▸ **What the task asks**:
Give the number of lines that contain the string "localhost", and nothing else.

• • • •

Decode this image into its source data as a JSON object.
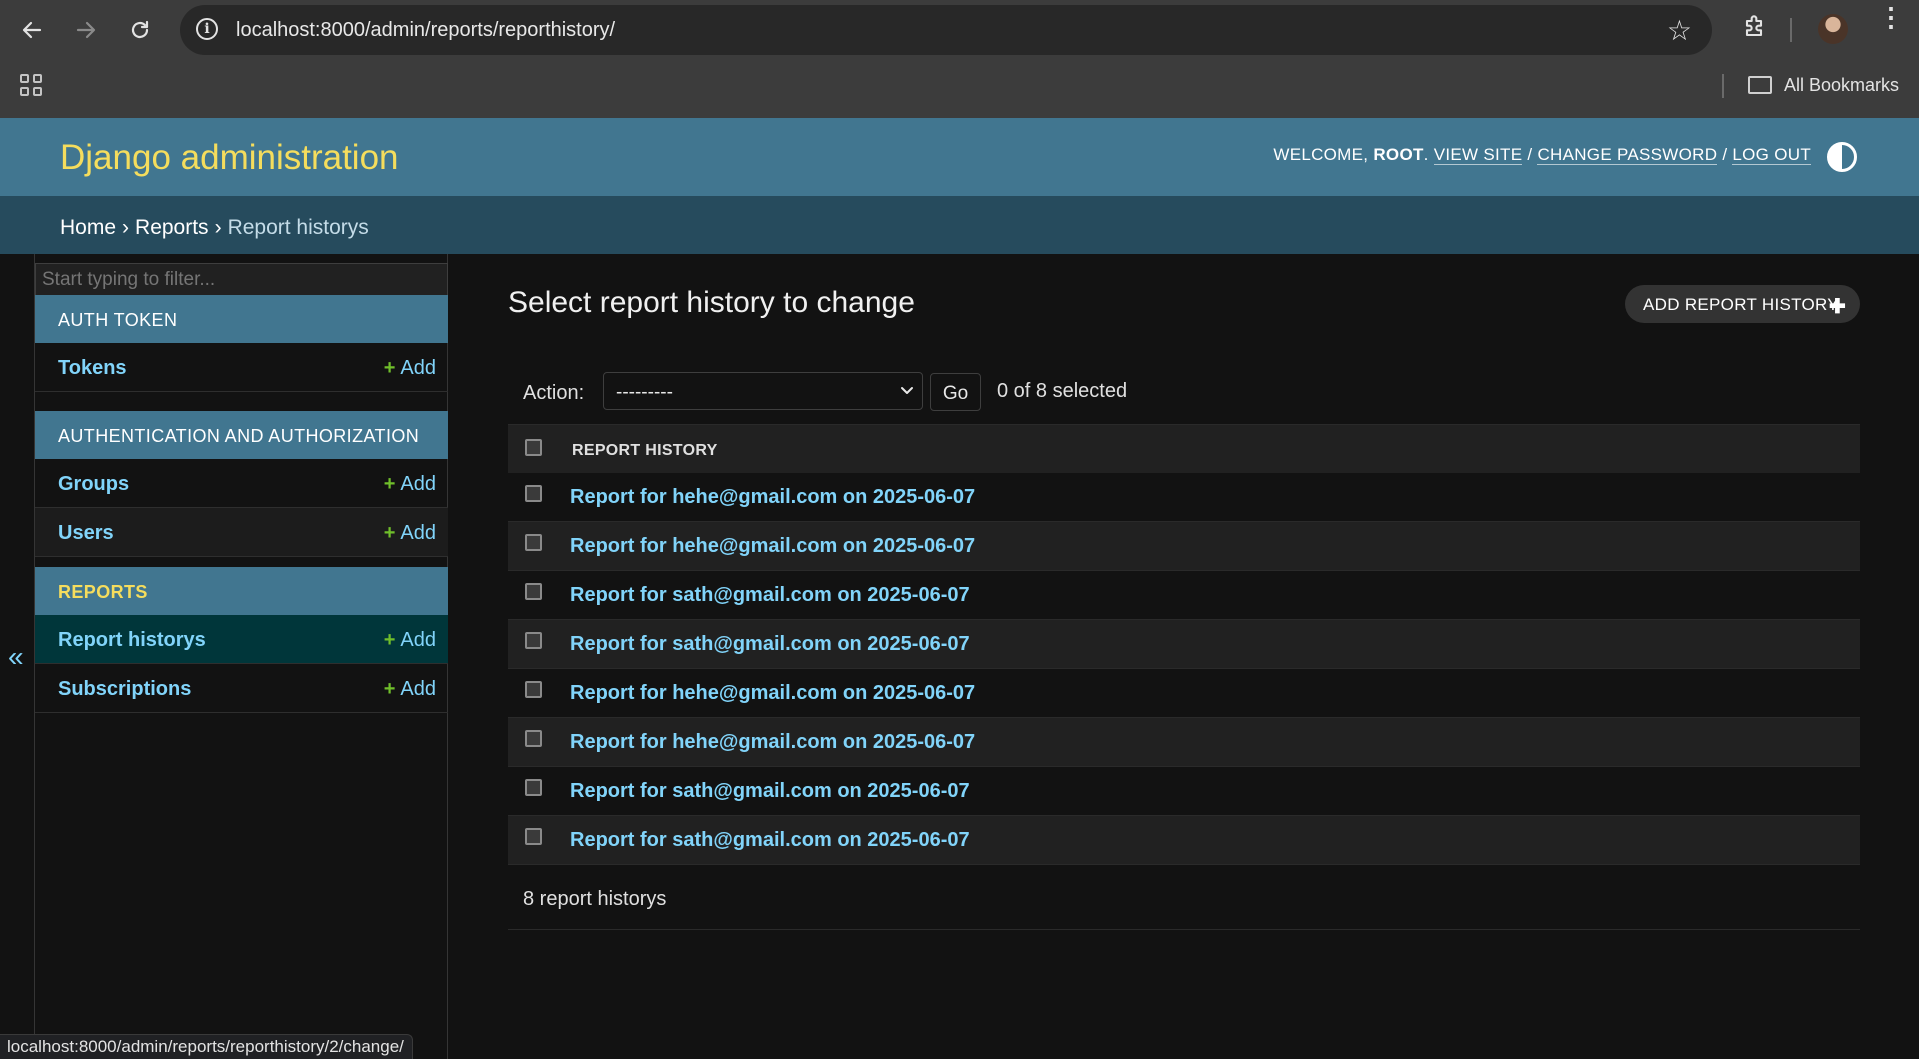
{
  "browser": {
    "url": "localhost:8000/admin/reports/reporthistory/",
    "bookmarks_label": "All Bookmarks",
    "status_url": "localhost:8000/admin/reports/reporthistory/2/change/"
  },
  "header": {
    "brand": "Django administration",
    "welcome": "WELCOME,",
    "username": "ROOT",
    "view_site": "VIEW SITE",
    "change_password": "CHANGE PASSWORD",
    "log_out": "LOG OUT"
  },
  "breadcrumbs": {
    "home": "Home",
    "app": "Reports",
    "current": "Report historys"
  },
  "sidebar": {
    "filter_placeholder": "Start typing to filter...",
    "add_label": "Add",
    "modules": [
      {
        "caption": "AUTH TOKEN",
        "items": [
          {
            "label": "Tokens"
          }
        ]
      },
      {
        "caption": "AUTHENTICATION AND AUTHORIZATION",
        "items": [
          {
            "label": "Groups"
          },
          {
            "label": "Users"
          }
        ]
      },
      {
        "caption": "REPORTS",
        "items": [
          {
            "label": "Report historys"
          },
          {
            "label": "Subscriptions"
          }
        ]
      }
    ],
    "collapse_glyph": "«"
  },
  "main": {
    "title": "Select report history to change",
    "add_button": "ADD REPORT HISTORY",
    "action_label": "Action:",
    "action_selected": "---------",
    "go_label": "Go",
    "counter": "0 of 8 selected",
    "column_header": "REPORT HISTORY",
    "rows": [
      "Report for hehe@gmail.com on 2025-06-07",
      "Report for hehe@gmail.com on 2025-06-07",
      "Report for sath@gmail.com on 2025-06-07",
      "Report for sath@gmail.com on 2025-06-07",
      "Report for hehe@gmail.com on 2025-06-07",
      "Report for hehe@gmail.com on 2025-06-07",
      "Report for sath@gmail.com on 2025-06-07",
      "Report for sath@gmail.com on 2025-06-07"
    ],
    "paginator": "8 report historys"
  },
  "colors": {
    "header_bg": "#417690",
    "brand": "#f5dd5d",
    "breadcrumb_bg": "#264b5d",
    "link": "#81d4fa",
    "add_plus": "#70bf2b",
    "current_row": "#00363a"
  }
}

• • • •

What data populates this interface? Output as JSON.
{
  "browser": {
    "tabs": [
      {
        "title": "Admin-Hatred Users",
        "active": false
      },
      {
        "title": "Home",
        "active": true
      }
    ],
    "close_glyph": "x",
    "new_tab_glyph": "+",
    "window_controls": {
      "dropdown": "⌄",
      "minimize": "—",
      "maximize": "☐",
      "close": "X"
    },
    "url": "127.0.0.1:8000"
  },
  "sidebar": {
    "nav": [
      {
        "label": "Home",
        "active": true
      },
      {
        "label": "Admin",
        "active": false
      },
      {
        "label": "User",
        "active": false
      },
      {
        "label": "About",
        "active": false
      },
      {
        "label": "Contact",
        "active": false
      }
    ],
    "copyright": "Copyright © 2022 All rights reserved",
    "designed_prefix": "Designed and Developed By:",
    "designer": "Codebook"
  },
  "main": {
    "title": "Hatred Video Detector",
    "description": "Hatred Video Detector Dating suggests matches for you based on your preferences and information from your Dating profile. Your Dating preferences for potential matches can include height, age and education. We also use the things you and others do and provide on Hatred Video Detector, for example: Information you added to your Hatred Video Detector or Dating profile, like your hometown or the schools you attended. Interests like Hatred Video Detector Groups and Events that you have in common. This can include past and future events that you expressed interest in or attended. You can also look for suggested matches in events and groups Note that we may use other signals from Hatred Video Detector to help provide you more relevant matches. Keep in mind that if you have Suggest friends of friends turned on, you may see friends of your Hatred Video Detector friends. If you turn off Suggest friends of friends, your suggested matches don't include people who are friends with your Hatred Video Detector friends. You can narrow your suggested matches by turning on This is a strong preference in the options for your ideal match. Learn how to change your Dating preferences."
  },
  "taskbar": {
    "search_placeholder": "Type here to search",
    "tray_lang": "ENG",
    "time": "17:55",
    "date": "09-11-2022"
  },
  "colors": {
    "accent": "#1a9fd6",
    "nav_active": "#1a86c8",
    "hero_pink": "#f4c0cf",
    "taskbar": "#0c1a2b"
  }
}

• • • •

▸ **Task response**:
2